Task to carry out: Reading the listing below, count the lines that contain the word "JSON" and give that count alone.

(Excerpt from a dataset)
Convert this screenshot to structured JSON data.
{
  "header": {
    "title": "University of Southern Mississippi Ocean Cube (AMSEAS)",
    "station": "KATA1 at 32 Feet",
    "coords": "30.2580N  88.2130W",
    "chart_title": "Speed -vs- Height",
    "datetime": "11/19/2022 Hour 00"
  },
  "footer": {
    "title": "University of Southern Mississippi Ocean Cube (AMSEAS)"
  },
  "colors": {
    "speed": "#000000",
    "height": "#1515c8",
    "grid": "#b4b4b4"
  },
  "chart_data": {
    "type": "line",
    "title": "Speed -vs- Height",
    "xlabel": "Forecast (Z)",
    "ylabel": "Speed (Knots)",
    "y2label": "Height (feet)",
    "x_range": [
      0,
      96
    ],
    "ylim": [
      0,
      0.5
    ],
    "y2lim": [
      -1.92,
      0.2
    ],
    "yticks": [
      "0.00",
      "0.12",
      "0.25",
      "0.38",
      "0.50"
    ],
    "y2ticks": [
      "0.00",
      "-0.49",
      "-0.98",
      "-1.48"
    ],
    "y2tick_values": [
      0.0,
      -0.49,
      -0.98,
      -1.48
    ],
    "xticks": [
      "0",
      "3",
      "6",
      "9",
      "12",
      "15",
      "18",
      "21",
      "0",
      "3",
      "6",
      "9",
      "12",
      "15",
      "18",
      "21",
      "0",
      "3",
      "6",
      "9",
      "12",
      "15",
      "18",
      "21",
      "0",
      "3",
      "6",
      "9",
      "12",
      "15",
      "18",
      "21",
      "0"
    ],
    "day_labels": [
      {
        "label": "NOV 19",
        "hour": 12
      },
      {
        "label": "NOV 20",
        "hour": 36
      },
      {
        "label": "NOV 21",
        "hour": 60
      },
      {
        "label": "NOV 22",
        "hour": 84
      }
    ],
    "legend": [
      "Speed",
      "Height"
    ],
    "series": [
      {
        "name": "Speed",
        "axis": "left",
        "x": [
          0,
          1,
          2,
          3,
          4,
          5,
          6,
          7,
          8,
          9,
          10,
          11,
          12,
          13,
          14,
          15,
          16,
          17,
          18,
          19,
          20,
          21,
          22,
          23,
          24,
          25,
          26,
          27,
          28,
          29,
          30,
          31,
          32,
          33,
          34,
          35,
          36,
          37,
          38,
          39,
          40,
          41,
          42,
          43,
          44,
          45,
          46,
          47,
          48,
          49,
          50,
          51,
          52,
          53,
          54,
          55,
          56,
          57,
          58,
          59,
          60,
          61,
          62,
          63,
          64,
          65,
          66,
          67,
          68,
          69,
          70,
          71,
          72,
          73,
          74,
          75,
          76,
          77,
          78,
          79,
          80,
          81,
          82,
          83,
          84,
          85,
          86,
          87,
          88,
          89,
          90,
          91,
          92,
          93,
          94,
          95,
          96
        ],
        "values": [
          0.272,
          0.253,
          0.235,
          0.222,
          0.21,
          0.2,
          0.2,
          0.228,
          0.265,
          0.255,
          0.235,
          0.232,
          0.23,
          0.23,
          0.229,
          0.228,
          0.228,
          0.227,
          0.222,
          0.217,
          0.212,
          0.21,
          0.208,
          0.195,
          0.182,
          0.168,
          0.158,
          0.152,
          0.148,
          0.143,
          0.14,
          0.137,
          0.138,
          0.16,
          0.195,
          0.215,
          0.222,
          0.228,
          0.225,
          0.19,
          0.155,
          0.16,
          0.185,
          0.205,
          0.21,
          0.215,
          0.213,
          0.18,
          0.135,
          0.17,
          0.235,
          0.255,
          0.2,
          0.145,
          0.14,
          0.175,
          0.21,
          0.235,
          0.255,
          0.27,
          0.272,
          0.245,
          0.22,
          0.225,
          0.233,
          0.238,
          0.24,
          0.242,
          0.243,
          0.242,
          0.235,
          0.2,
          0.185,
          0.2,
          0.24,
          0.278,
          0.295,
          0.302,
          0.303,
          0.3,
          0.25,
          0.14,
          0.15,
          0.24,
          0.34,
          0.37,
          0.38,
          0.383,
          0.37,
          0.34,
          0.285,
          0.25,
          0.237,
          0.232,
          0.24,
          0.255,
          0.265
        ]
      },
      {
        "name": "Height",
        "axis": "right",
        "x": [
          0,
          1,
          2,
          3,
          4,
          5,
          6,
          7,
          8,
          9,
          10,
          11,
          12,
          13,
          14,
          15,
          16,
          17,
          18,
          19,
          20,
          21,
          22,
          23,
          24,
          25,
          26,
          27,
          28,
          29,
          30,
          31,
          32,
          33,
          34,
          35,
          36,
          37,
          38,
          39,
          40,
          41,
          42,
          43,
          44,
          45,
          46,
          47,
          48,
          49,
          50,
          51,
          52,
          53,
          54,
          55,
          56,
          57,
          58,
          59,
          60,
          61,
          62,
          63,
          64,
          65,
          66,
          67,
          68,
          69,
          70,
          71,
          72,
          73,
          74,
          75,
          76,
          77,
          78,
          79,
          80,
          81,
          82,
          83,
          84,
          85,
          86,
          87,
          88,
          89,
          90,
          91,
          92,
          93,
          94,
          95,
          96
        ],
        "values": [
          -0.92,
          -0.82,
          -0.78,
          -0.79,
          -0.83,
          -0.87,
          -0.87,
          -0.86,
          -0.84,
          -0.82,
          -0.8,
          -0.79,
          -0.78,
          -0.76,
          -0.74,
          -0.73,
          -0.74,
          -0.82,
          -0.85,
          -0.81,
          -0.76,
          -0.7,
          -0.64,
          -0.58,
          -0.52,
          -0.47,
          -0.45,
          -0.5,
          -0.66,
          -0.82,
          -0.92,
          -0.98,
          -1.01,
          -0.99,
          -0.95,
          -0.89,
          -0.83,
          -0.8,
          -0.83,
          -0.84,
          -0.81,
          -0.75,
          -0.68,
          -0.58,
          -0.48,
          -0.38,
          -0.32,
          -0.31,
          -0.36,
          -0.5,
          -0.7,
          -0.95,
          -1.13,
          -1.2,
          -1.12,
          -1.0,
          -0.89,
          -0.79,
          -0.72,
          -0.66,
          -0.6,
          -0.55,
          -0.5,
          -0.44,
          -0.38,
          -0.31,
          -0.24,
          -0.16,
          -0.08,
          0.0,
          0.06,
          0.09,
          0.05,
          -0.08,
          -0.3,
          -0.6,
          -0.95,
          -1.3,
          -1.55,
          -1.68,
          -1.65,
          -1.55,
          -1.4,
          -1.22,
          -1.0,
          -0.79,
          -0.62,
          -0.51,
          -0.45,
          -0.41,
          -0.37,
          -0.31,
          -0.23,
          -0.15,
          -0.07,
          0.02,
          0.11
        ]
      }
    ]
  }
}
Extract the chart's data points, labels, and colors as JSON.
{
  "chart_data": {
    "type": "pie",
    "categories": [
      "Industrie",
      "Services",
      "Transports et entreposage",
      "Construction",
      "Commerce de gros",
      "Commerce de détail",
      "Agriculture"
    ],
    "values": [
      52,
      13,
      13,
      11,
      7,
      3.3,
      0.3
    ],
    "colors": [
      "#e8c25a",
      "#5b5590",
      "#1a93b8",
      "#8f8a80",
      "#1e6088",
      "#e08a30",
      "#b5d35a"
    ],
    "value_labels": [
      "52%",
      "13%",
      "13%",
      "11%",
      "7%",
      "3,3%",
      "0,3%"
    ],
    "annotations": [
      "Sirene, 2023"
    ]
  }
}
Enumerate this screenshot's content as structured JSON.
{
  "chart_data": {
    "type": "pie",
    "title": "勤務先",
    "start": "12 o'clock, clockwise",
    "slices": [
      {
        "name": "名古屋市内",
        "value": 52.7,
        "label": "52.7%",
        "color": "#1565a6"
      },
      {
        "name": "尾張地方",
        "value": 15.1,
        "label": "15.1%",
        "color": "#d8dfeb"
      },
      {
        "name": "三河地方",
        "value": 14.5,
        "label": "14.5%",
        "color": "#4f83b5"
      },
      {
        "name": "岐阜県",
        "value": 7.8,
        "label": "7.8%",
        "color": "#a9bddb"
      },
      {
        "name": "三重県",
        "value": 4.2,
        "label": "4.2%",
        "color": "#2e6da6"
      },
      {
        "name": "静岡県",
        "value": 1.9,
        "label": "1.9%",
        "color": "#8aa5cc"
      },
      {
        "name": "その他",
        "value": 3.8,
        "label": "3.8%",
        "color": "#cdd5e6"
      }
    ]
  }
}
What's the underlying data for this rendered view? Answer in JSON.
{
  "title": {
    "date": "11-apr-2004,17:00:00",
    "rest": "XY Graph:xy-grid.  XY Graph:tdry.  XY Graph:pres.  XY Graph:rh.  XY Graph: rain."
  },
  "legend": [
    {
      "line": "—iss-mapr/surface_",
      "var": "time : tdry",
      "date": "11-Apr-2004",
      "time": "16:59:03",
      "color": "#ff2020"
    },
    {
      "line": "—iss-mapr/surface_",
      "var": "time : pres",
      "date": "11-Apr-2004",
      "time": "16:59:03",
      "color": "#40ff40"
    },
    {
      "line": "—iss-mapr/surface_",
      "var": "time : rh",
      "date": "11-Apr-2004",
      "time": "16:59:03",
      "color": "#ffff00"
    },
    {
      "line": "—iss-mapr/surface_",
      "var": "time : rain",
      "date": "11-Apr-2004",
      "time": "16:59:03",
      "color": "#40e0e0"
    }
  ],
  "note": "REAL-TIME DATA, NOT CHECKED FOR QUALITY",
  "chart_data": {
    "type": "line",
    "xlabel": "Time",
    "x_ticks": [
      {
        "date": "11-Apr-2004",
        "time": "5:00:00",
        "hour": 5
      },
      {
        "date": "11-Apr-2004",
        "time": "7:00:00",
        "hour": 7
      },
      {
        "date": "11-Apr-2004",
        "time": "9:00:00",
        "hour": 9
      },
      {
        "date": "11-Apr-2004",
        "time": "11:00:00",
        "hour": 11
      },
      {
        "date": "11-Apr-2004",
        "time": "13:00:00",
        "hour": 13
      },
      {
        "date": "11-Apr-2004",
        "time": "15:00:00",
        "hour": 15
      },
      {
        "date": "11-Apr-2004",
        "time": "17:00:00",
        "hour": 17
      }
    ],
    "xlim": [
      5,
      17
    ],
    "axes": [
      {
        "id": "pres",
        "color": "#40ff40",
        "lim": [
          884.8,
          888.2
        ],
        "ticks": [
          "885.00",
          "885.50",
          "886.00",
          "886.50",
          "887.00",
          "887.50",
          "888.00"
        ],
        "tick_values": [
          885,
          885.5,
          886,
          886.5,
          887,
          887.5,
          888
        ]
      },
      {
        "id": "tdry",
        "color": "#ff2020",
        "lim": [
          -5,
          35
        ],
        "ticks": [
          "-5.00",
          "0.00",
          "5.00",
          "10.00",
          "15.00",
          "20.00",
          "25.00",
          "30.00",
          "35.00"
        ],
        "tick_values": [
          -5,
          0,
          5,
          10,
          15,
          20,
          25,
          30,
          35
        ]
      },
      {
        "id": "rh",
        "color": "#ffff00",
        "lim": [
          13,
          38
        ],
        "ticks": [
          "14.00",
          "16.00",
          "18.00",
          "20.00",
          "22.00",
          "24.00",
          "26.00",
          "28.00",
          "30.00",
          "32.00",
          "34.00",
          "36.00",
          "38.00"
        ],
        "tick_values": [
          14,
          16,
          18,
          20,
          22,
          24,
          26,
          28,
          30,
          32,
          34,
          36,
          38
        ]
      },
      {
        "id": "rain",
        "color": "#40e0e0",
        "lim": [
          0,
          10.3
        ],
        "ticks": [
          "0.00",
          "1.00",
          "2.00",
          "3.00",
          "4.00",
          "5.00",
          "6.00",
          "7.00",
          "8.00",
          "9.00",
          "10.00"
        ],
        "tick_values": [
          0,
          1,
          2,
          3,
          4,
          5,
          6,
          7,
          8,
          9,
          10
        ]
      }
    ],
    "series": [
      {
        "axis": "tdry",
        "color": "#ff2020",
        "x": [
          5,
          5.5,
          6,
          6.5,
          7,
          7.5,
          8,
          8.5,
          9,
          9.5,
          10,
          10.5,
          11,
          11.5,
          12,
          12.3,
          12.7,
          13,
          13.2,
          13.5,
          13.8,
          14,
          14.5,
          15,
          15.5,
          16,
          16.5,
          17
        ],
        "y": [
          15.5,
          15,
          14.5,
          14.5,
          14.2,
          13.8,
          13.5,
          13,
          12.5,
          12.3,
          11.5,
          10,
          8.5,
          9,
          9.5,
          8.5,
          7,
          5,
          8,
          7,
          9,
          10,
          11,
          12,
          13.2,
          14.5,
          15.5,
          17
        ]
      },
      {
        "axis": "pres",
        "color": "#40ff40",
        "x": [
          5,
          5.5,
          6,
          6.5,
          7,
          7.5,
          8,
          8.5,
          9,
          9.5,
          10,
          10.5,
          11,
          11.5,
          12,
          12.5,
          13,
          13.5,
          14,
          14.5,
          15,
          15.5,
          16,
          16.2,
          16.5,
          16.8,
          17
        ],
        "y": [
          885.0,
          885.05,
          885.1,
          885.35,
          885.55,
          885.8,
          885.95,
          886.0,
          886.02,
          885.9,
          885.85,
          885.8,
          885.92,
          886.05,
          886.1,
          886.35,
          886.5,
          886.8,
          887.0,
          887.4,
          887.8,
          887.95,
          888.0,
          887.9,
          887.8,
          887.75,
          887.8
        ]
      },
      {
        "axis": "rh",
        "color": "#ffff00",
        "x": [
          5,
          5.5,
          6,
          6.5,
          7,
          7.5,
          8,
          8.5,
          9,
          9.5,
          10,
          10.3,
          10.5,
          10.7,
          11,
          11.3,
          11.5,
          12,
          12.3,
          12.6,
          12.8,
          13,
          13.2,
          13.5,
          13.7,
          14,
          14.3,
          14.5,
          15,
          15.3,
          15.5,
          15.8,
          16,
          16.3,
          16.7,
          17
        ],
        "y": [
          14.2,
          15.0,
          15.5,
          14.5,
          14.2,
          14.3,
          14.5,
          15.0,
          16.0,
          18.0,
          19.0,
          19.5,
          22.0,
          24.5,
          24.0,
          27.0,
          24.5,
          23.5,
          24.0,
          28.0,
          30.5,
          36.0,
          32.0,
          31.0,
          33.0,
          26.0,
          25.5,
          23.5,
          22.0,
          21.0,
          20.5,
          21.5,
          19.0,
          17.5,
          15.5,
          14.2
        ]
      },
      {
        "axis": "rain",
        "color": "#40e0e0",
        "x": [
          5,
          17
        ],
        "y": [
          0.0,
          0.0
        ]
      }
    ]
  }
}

Answer to the problem: 4